Supplied material:
────────

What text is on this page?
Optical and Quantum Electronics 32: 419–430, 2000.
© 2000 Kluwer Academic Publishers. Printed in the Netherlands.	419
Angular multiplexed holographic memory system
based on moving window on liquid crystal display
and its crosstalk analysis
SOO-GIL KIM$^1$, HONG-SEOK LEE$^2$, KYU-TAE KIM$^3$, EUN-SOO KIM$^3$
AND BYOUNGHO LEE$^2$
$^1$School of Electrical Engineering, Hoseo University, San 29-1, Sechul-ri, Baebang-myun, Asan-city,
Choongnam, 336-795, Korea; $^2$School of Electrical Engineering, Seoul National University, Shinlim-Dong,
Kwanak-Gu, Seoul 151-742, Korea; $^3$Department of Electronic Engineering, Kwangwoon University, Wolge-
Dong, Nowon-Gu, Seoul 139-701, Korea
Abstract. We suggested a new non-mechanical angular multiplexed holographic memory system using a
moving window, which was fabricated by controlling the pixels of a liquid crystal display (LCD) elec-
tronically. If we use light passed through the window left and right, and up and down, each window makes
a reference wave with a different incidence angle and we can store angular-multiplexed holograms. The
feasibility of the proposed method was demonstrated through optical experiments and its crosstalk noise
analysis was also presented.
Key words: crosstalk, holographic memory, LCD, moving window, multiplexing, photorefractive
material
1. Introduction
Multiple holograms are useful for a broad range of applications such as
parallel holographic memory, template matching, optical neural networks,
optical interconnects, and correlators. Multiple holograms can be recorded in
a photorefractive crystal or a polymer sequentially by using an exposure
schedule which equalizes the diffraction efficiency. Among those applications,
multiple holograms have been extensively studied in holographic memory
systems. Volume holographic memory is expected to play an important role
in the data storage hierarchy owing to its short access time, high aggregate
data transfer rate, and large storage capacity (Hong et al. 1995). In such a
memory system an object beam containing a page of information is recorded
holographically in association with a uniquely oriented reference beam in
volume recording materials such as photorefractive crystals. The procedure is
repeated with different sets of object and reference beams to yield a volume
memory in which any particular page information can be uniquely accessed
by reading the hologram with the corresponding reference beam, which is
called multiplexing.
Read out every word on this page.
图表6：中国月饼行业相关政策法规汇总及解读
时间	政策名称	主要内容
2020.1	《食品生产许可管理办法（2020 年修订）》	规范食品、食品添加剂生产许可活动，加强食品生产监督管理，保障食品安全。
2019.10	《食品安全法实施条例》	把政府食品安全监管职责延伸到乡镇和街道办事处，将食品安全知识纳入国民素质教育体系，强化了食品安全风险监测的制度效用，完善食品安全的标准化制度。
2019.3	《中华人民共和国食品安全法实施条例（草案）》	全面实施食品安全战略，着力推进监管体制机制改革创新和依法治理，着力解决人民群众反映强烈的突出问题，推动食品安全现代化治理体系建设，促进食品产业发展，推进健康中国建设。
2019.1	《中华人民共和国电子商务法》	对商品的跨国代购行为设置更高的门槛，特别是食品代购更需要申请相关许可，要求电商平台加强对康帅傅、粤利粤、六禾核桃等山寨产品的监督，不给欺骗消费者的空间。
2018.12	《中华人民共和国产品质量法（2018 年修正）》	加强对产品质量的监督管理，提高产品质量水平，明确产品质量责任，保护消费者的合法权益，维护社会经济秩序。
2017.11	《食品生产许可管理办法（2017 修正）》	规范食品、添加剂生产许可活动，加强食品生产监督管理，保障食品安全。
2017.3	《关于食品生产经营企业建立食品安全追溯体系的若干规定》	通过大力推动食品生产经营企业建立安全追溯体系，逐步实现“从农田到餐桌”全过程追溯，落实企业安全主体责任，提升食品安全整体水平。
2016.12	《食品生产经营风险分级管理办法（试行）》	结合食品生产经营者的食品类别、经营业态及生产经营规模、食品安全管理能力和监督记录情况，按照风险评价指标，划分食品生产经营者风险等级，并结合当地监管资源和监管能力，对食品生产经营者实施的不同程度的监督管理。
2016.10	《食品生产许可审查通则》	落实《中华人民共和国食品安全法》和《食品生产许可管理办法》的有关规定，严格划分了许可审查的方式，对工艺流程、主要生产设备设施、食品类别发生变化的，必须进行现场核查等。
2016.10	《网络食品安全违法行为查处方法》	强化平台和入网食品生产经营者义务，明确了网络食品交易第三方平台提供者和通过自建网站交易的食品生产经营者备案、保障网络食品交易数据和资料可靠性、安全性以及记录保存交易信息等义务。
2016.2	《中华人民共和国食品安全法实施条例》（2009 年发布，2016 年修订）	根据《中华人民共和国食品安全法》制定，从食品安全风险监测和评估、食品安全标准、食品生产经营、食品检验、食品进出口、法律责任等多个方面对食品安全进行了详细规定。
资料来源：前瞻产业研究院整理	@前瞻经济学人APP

────────

Work to do: Everything from the line that contains "Read out every word on this page." through the end of the records must be duplicated exactly, and nothing outside that range.

Complete answer:
Read out every word on this page.
图表6：中国月饼行业相关政策法规汇总及解读
时间	政策名称	主要内容
2020.1	《食品生产许可管理办法（2020 年修订）》	规范食品、食品添加剂生产许可活动，加强食品生产监督管理，保障食品安全。
2019.10	《食品安全法实施条例》	把政府食品安全监管职责延伸到乡镇和街道办事处，将食品安全知识纳入国民素质教育体系，强化了食品安全风险监测的制度效用，完善食品安全的标准化制度。
2019.3	《中华人民共和国食品安全法实施条例（草案）》	全面实施食品安全战略，着力推进监管体制机制改革创新和依法治理，着力解决人民群众反映强烈的突出问题，推动食品安全现代化治理体系建设，促进食品产业发展，推进健康中国建设。
2019.1	《中华人民共和国电子商务法》	对商品的跨国代购行为设置更高的门槛，特别是食品代购更需要申请相关许可，要求电商平台加强对康帅傅、粤利粤、六禾核桃等山寨产品的监督，不给欺骗消费者的空间。
2018.12	《中华人民共和国产品质量法（2018 年修正）》	加强对产品质量的监督管理，提高产品质量水平，明确产品质量责任，保护消费者的合法权益，维护社会经济秩序。
2017.11	《食品生产许可管理办法（2017 修正）》	规范食品、添加剂生产许可活动，加强食品生产监督管理，保障食品安全。
2017.3	《关于食品生产经营企业建立食品安全追溯体系的若干规定》	通过大力推动食品生产经营企业建立安全追溯体系，逐步实现“从农田到餐桌”全过程追溯，落实企业安全主体责任，提升食品安全整体水平。
2016.12	《食品生产经营风险分级管理办法（试行）》	结合食品生产经营者的食品类别、经营业态及生产经营规模、食品安全管理能力和监督记录情况，按照风险评价指标，划分食品生产经营者风险等级，并结合当地监管资源和监管能力，对食品生产经营者实施的不同程度的监督管理。
2016.10	《食品生产许可审查通则》	落实《中华人民共和国食品安全法》和《食品生产许可管理办法》的有关规定，严格划分了许可审查的方式，对工艺流程、主要生产设备设施、食品类别发生变化的，必须进行现场核查等。
2016.10	《网络食品安全违法行为查处方法》	强化平台和入网食品生产经营者义务，明确了网络食品交易第三方平台提供者和通过自建网站交易的食品生产经营者备案、保障网络食品交易数据和资料可靠性、安全性以及记录保存交易信息等义务。
2016.2	《中华人民共和国食品安全法实施条例》（2009 年发布，2016 年修订）	根据《中华人民共和国食品安全法》制定，从食品安全风险监测和评估、食品安全标准、食品生产经营、食品检验、食品进出口、法律责任等多个方面对食品安全进行了详细规定。
资料来源：前瞻产业研究院整理	@前瞻经济学人APP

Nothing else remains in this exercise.